* [TASK TO COMPLETE]
Copy out all of the material exactly as presented.

* [RECORD LIST]
+===+

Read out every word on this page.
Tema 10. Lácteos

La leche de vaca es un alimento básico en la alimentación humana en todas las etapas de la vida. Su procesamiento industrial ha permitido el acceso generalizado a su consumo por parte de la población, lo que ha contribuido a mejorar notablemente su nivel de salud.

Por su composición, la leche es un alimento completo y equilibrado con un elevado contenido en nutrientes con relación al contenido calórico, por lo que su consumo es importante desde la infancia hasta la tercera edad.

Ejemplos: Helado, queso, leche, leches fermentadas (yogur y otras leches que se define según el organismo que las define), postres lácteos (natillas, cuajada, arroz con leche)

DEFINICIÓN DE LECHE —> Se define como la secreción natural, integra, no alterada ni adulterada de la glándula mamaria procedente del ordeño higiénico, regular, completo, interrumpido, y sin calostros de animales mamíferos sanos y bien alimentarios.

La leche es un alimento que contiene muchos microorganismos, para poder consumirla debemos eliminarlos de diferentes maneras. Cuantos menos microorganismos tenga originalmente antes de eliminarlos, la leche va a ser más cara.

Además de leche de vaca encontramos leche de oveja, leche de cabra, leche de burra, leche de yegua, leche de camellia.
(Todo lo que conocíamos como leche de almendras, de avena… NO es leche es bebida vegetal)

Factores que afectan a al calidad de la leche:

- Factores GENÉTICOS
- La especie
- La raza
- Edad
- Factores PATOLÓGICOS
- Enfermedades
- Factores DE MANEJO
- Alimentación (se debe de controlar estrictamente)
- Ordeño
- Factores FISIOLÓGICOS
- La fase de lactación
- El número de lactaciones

+===+

* [THE ANSWER]
Read out every word on this page.
Tema 10. Lácteos

La leche de vaca es un alimento básico en la alimentación humana en todas las etapas de la vida. Su procesamiento industrial ha permitido el acceso generalizado a su consumo por parte de la población, lo que ha contribuido a mejorar notablemente su nivel de salud.

Por su composición, la leche es un alimento completo y equilibrado con un elevado contenido en nutrientes con relación al contenido calórico, por lo que su consumo es importante desde la infancia hasta la tercera edad.

Ejemplos: Helado, queso, leche, leches fermentadas (yogur y otras leches que se define según el organismo que las define), postres lácteos (natillas, cuajada, arroz con leche)

DEFINICIÓN DE LECHE —> Se define como la secreción natural, integra, no alterada ni adulterada de la glándula mamaria procedente del ordeño higiénico, regular, completo, interrumpido, y sin calostros de animales mamíferos sanos y bien alimentarios.

La leche es un alimento que contiene muchos microorganismos, para poder consumirla debemos eliminarlos de diferentes maneras. Cuantos menos microorganismos tenga originalmente antes de eliminarlos, la leche va a ser más cara.

Además de leche de vaca encontramos leche de oveja, leche de cabra, leche de burra, leche de yegua, leche de camellia.
(Todo lo que conocíamos como leche de almendras, de avena… NO es leche es bebida vegetal)

Factores que afectan a al calidad de la leche:

- Factores GENÉTICOS
- La especie
- La raza
- Edad
- Factores PATOLÓGICOS
- Enfermedades
- Factores DE MANEJO
- Alimentación (se debe de controlar estrictamente)
- Ordeño
- Factores FISIOLÓGICOS
- La fase de lactación
- El número de lactaciones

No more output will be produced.